* BEGIN Listed records *

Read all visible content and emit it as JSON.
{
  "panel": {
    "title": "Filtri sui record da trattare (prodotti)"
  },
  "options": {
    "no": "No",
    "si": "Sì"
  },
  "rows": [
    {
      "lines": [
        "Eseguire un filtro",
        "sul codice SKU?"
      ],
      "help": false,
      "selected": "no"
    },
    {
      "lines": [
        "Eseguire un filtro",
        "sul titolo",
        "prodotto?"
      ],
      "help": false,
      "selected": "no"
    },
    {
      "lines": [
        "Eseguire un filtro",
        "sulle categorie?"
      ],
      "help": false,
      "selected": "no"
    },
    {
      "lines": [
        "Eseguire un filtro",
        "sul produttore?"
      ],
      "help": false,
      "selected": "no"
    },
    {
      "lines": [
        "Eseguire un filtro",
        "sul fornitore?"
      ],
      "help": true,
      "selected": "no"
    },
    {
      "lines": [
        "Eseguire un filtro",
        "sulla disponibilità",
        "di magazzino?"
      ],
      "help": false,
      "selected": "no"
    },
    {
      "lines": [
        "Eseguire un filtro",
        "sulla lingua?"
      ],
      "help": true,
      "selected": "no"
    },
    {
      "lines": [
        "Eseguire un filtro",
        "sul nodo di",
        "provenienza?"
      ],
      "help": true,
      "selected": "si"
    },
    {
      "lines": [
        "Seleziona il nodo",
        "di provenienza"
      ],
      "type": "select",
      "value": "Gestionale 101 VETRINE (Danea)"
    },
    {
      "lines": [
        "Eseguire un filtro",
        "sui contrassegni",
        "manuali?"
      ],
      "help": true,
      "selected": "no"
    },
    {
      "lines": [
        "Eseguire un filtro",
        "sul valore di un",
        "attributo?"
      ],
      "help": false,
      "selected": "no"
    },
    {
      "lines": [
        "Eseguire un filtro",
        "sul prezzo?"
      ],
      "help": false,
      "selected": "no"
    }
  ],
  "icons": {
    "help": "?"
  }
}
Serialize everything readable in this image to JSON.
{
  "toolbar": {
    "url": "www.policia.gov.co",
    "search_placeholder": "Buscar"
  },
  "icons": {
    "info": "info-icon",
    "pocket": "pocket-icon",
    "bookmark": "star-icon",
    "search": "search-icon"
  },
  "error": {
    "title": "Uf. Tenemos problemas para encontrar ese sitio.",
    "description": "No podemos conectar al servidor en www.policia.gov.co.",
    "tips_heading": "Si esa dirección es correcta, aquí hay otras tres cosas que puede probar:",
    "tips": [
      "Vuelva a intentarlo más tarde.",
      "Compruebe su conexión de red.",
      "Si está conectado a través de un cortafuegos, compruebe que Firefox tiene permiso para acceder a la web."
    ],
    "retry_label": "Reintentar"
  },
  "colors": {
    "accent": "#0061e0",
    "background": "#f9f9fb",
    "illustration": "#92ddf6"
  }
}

* END Listed records *

Stated goal:
Provide all the records again, word for word.

Task answer:
Read all visible content and emit it as JSON.
{
  "panel": {
    "title": "Filtri sui record da trattare (prodotti)"
  },
  "options": {
    "no": "No",
    "si": "Sì"
  },
  "rows": [
    {
      "lines": [
        "Eseguire un filtro",
        "sul codice SKU?"
      ],
      "help": false,
      "selected": "no"
    },
    {
      "lines": [
        "Eseguire un filtro",
        "sul titolo",
        "prodotto?"
      ],
      "help": false,
      "selected": "no"
    },
    {
      "lines": [
        "Eseguire un filtro",
        "sulle categorie?"
      ],
      "help": false,
      "selected": "no"
    },
    {
      "lines": [
        "Eseguire un filtro",
        "sul produttore?"
      ],
      "help": false,
      "selected": "no"
    },
    {
      "lines": [
        "Eseguire un filtro",
        "sul fornitore?"
      ],
      "help": true,
      "selected": "no"
    },
    {
      "lines": [
        "Eseguire un filtro",
        "sulla disponibilità",
        "di magazzino?"
      ],
      "help": false,
      "selected": "no"
    },
    {
      "lines": [
        "Eseguire un filtro",
        "sulla lingua?"
      ],
      "help": true,
      "selected": "no"
    },
    {
      "lines": [
        "Eseguire un filtro",
        "sul nodo di",
        "provenienza?"
      ],
      "help": true,
      "selected": "si"
    },
    {
      "lines": [
        "Seleziona il nodo",
        "di provenienza"
      ],
      "type": "select",
      "value": "Gestionale 101 VETRINE (Danea)"
    },
    {
      "lines": [
        "Eseguire un filtro",
        "sui contrassegni",
        "manuali?"
      ],
      "help": true,
      "selected": "no"
    },
    {
      "lines": [
        "Eseguire un filtro",
        "sul valore di un",
        "attributo?"
      ],
      "help": false,
      "selected": "no"
    },
    {
      "lines": [
        "Eseguire un filtro",
        "sul prezzo?"
      ],
      "help": false,
      "selected": "no"
    }
  ],
  "icons": {
    "help": "?"
  }
}
Serialize everything readable in this image to JSON.
{
  "toolbar": {
    "url": "www.policia.gov.co",
    "search_placeholder": "Buscar"
  },
  "icons": {
    "info": "info-icon",
    "pocket": "pocket-icon",
    "bookmark": "star-icon",
    "search": "search-icon"
  },
  "error": {
    "title": "Uf. Tenemos problemas para encontrar ese sitio.",
    "description": "No podemos conectar al servidor en www.policia.gov.co.",
    "tips_heading": "Si esa dirección es correcta, aquí hay otras tres cosas que puede probar:",
    "tips": [
      "Vuelva a intentarlo más tarde.",
      "Compruebe su conexión de red.",
      "Si está conectado a través de un cortafuegos, compruebe que Firefox tiene permiso para acceder a la web."
    ],
    "retry_label": "Reintentar"
  },
  "colors": {
    "accent": "#0061e0",
    "background": "#f9f9fb",
    "illustration": "#92ddf6"
  }
}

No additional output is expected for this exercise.